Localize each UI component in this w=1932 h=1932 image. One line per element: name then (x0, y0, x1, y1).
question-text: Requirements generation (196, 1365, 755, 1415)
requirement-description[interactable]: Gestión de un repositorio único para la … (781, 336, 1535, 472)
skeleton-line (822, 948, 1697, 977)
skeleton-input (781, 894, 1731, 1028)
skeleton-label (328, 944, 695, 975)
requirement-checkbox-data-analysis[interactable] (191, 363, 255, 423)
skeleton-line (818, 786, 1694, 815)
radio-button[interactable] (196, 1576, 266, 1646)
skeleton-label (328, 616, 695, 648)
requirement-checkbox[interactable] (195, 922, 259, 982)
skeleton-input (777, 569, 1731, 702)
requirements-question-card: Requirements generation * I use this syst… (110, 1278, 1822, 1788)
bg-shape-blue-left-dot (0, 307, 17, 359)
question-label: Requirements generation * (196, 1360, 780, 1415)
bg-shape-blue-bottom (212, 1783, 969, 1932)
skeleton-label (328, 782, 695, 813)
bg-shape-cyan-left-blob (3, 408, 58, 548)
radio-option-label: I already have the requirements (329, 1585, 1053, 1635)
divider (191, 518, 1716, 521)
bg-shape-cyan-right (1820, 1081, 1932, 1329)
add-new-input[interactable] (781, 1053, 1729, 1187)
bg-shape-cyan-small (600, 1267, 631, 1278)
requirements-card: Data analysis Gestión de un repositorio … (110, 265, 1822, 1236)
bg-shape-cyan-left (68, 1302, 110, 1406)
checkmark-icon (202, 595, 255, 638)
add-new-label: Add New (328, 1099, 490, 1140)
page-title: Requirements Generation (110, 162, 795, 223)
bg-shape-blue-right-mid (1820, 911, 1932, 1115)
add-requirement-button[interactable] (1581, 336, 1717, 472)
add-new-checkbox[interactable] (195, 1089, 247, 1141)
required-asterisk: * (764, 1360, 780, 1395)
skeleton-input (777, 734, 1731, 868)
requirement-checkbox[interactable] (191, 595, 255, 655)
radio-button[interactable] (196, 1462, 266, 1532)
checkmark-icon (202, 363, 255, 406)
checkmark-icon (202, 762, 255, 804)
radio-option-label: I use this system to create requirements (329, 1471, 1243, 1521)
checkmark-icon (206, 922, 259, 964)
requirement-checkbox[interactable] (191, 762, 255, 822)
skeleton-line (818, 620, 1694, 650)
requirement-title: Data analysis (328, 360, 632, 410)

■ To be done:
Revise the records above so that each occurrence of "skeleton-input" reads "placeholder-input", leaving everything else unchanged.

■ Correct answer:
Localize each UI component in this w=1932 h=1932 image. One line per element: name then (x0, y0, x1, y1).
question-text: Requirements generation (196, 1365, 755, 1415)
requirement-description[interactable]: Gestión de un repositorio único para la … (781, 336, 1535, 472)
skeleton-line (822, 948, 1697, 977)
placeholder-input (781, 894, 1731, 1028)
skeleton-label (328, 944, 695, 975)
requirement-checkbox-data-analysis[interactable] (191, 363, 255, 423)
skeleton-line (818, 786, 1694, 815)
radio-button[interactable] (196, 1576, 266, 1646)
skeleton-label (328, 616, 695, 648)
requirement-checkbox[interactable] (195, 922, 259, 982)
placeholder-input (777, 569, 1731, 702)
requirements-question-card: Requirements generation * I use this syst… (110, 1278, 1822, 1788)
bg-shape-blue-left-dot (0, 307, 17, 359)
question-label: Requirements generation * (196, 1360, 780, 1415)
bg-shape-blue-bottom (212, 1783, 969, 1932)
skeleton-label (328, 782, 695, 813)
bg-shape-cyan-left-blob (3, 408, 58, 548)
radio-option-label: I already have the requirements (329, 1585, 1053, 1635)
divider (191, 518, 1716, 521)
bg-shape-cyan-right (1820, 1081, 1932, 1329)
add-new-input[interactable] (781, 1053, 1729, 1187)
bg-shape-cyan-small (600, 1267, 631, 1278)
requirements-card: Data analysis Gestión de un repositorio … (110, 265, 1822, 1236)
bg-shape-cyan-left (68, 1302, 110, 1406)
checkmark-icon (202, 595, 255, 638)
add-new-label: Add New (328, 1099, 490, 1140)
page-title: Requirements Generation (110, 162, 795, 223)
bg-shape-blue-right-mid (1820, 911, 1932, 1115)
add-requirement-button[interactable] (1581, 336, 1717, 472)
add-new-checkbox[interactable] (195, 1089, 247, 1141)
required-asterisk: * (764, 1360, 780, 1395)
placeholder-input (777, 734, 1731, 868)
requirement-checkbox[interactable] (191, 595, 255, 655)
radio-button[interactable] (196, 1462, 266, 1532)
checkmark-icon (202, 363, 255, 406)
checkmark-icon (202, 762, 255, 804)
radio-option-label: I use this system to create requirements (329, 1471, 1243, 1521)
checkmark-icon (206, 922, 259, 964)
requirement-checkbox[interactable] (191, 762, 255, 822)
skeleton-line (818, 620, 1694, 650)
requirement-title: Data analysis (328, 360, 632, 410)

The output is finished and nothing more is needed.